### The exercise
Collect all lines containing the word "please" from the data.

### Information supplied
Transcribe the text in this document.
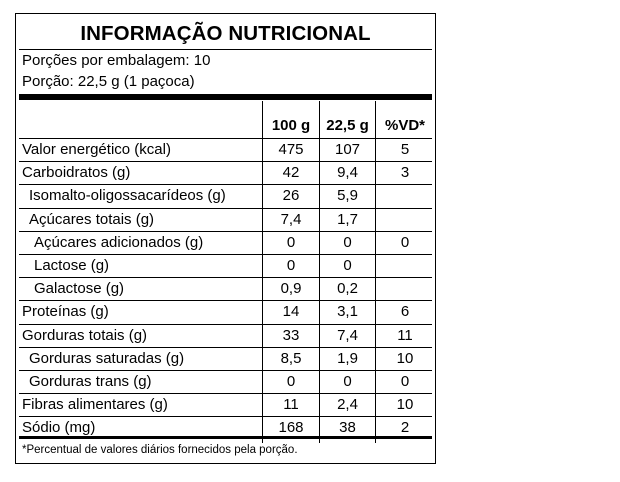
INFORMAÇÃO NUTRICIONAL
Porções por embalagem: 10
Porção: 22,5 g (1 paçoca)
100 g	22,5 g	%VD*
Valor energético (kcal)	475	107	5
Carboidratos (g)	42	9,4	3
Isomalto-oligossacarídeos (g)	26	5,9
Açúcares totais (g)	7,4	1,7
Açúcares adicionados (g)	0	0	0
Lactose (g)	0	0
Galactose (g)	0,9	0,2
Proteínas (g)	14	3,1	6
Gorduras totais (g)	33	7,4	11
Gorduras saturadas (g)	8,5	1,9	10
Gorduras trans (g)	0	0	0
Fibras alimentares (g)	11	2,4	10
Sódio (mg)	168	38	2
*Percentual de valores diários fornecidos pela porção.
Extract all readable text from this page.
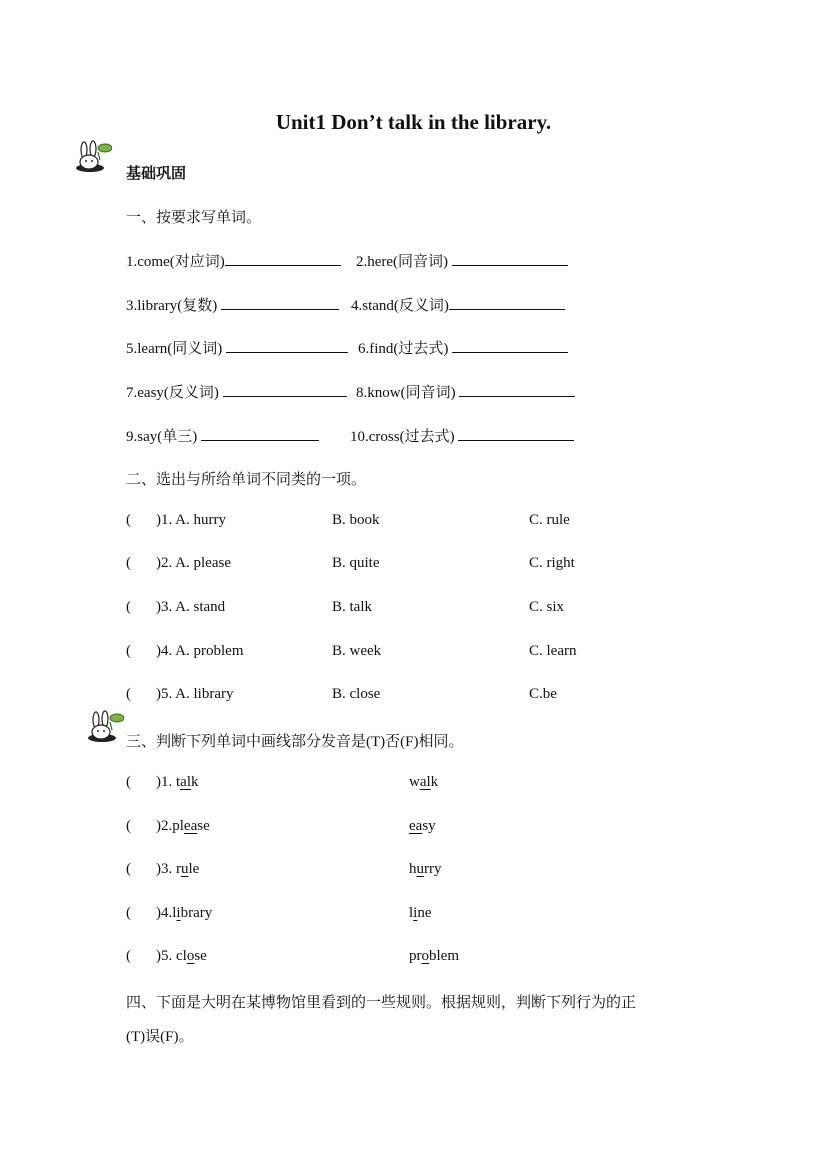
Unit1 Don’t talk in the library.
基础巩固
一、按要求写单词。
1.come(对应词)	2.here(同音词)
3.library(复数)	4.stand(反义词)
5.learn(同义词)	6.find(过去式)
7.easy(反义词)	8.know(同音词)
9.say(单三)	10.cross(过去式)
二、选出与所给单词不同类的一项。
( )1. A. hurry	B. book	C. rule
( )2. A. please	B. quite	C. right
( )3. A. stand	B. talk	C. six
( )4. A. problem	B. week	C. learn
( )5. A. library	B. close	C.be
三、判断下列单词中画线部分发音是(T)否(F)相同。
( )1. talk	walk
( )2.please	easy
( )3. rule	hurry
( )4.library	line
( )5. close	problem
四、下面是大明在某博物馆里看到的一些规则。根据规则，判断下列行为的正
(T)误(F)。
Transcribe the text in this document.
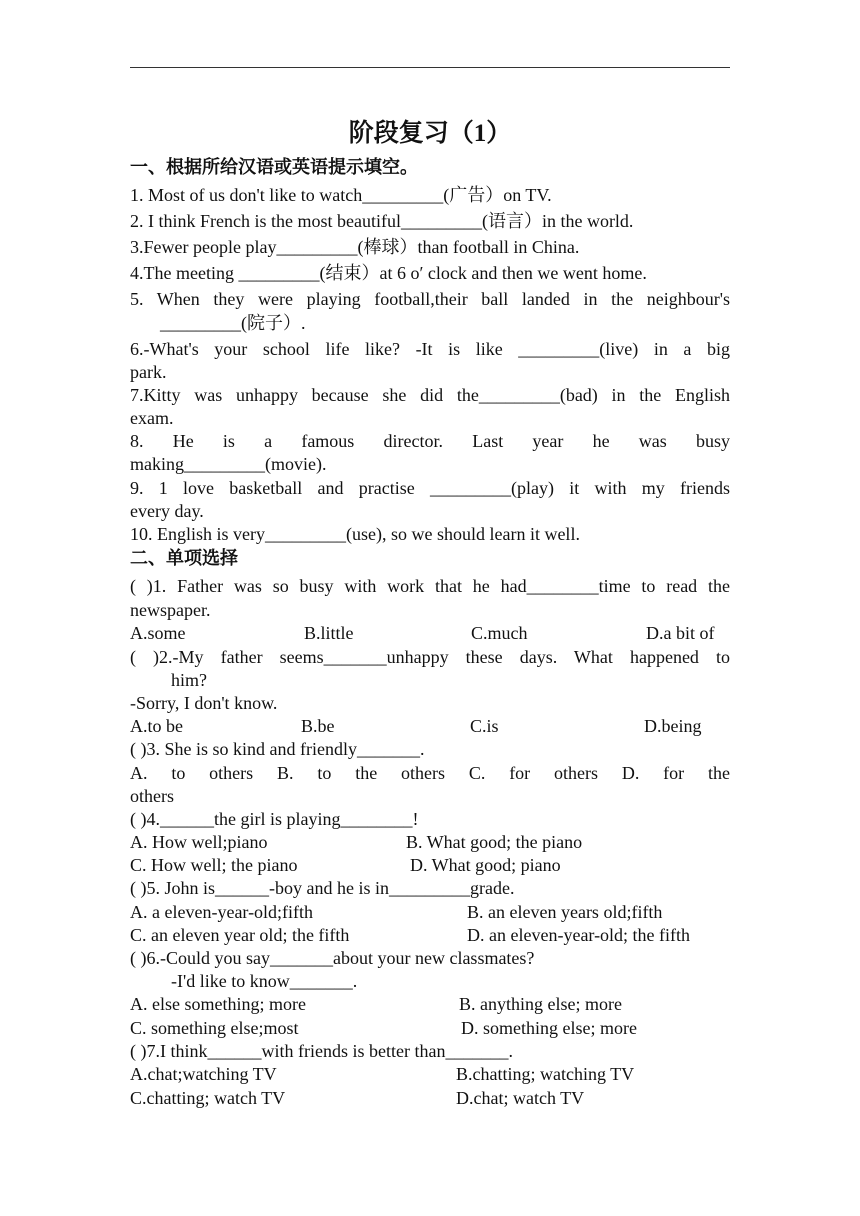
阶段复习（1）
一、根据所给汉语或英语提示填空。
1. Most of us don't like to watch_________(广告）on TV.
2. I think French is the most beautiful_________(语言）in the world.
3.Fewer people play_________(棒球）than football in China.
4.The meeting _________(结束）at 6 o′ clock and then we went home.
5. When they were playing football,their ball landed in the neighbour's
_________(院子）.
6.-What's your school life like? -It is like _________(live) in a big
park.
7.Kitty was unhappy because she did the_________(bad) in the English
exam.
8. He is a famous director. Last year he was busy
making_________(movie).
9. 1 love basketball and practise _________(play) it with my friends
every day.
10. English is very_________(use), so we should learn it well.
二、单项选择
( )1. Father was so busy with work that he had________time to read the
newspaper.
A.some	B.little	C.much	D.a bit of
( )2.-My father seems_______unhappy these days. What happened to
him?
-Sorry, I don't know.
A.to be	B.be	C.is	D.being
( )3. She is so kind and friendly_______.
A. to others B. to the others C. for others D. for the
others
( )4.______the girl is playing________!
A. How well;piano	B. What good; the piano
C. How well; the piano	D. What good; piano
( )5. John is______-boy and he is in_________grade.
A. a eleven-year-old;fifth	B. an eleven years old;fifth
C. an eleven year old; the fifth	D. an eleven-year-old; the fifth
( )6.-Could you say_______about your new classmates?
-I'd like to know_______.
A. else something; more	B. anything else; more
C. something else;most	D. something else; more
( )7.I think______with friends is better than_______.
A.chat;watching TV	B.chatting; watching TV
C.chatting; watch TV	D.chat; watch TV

### Reply to the task
( )2. A. please	B. quite	C. right
( )2.please	easy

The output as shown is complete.